Entries with figure data
____

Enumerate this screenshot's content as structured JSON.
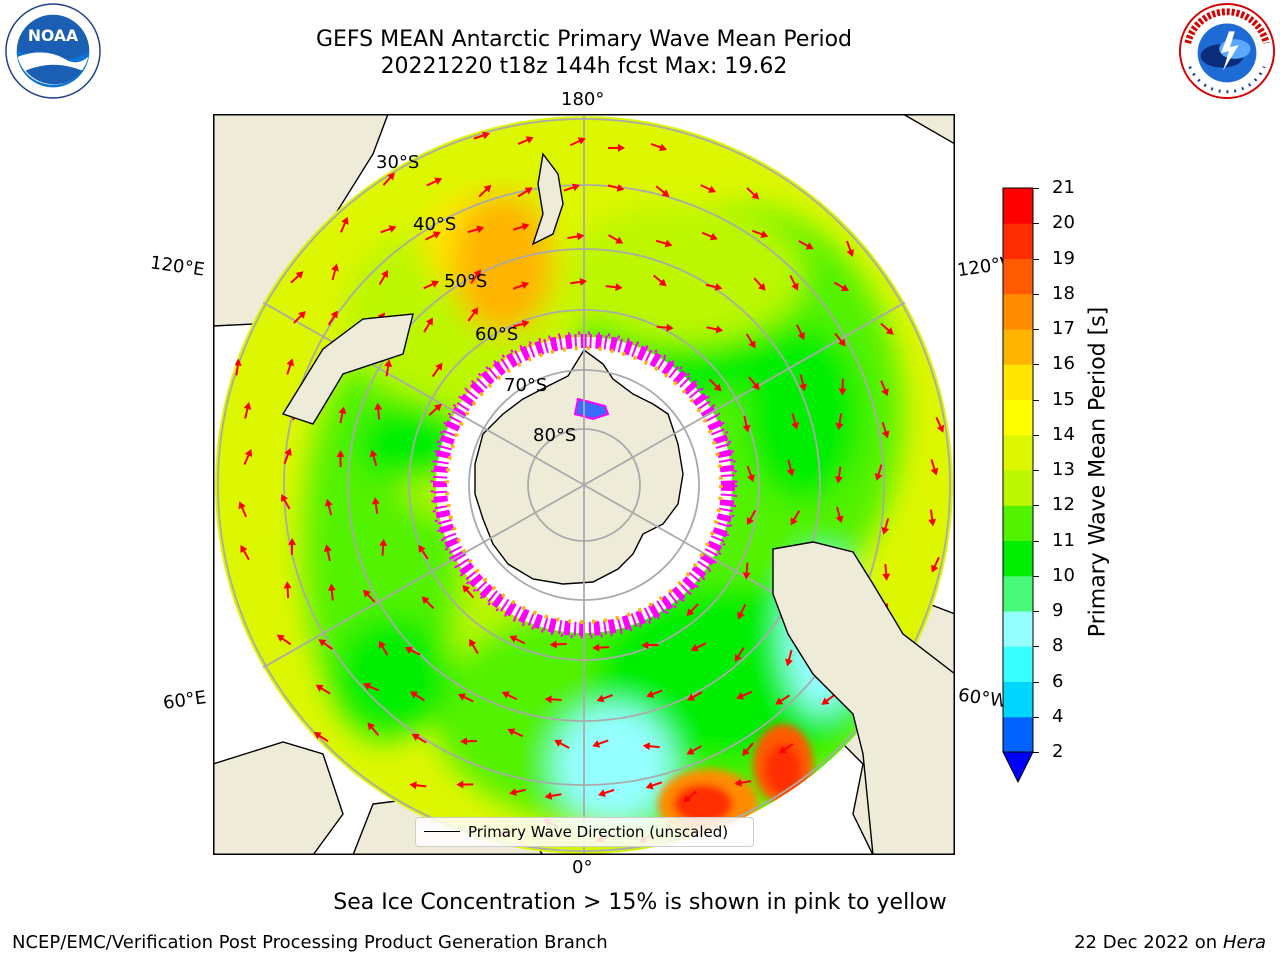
{
  "header": {
    "title_line1": "GEFS MEAN Antarctic Primary Wave Mean Period",
    "title_line2": "20221220 t18z 144h fcst   Max: 19.62"
  },
  "logos": {
    "left": {
      "name": "NOAA",
      "text": "NOAA"
    },
    "right": {
      "name": "NATIONAL WEATHER SERVICE"
    }
  },
  "map": {
    "projection": "south-polar-stereographic",
    "longitude_labels": {
      "top": "180°",
      "bottom": "0°",
      "upper_left": "120°E",
      "upper_right": "120°W",
      "lower_left": "60°E",
      "lower_right": "60°W"
    },
    "latitude_labels": [
      "30°S",
      "40°S",
      "50°S",
      "60°S",
      "70°S",
      "80°S"
    ],
    "legend": "Primary Wave Direction (unscaled)",
    "colors": {
      "land": "#eeecd9",
      "sea_ice_pink": "#ff00ff",
      "arrows": "#ff0000"
    }
  },
  "colorbar": {
    "label": "Primary Wave Mean Period [s]",
    "ticks": [
      "2",
      "4",
      "6",
      "8",
      "9",
      "10",
      "11",
      "12",
      "13",
      "14",
      "15",
      "16",
      "17",
      "18",
      "19",
      "20",
      "21"
    ],
    "colors": [
      "#0063ff",
      "#00d6ff",
      "#38ffff",
      "#95ffff",
      "#48f97a",
      "#00ef00",
      "#52f200",
      "#bcf700",
      "#ddf700",
      "#ffff00",
      "#ffe500",
      "#ffb400",
      "#ff8c00",
      "#ff5a00",
      "#ff2d00",
      "#ff0000"
    ],
    "under_color": "#0000ff"
  },
  "footer": {
    "note": "Sea Ice Concentration > 15% is shown in pink to yellow",
    "credit": "NCEP/EMC/Verification Post Processing Product Generation Branch",
    "date": "22 Dec 2022 on",
    "machine": "Hera"
  }
}
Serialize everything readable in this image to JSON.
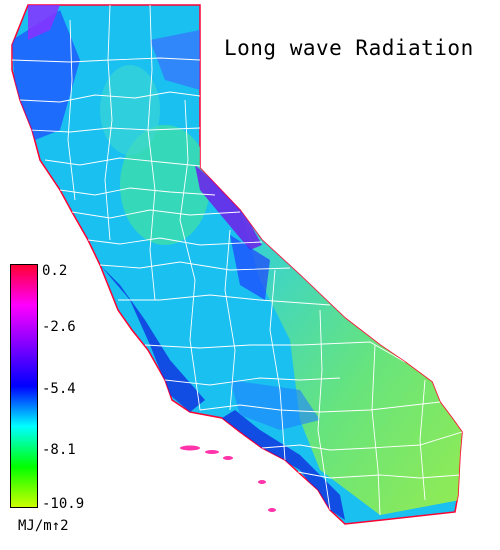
{
  "title": "Long wave Radiation",
  "legend": {
    "unit": "MJ/m↑2",
    "ticks": [
      "0.2",
      "-2.6",
      "-5.4",
      "-8.1",
      "-10.9"
    ],
    "colors": [
      "#ff0033",
      "#ff00ff",
      "#7f00ff",
      "#0000ff",
      "#00ffff",
      "#00ff00",
      "#ccff00"
    ]
  },
  "colors": {
    "land_base": "#19c0f0",
    "high_desert": "#66e080",
    "central_valley": "#33d8c8",
    "mountains": "#2060ff",
    "coast": "#0030ff",
    "county_lines": "#ffffff"
  }
}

____

■ **Task requirements**
Go through the records and show every line with the string "legend" in it.

■ **Solution for this task**
    "legend": "Primary Wave Direction (unscaled)",
  "legend": {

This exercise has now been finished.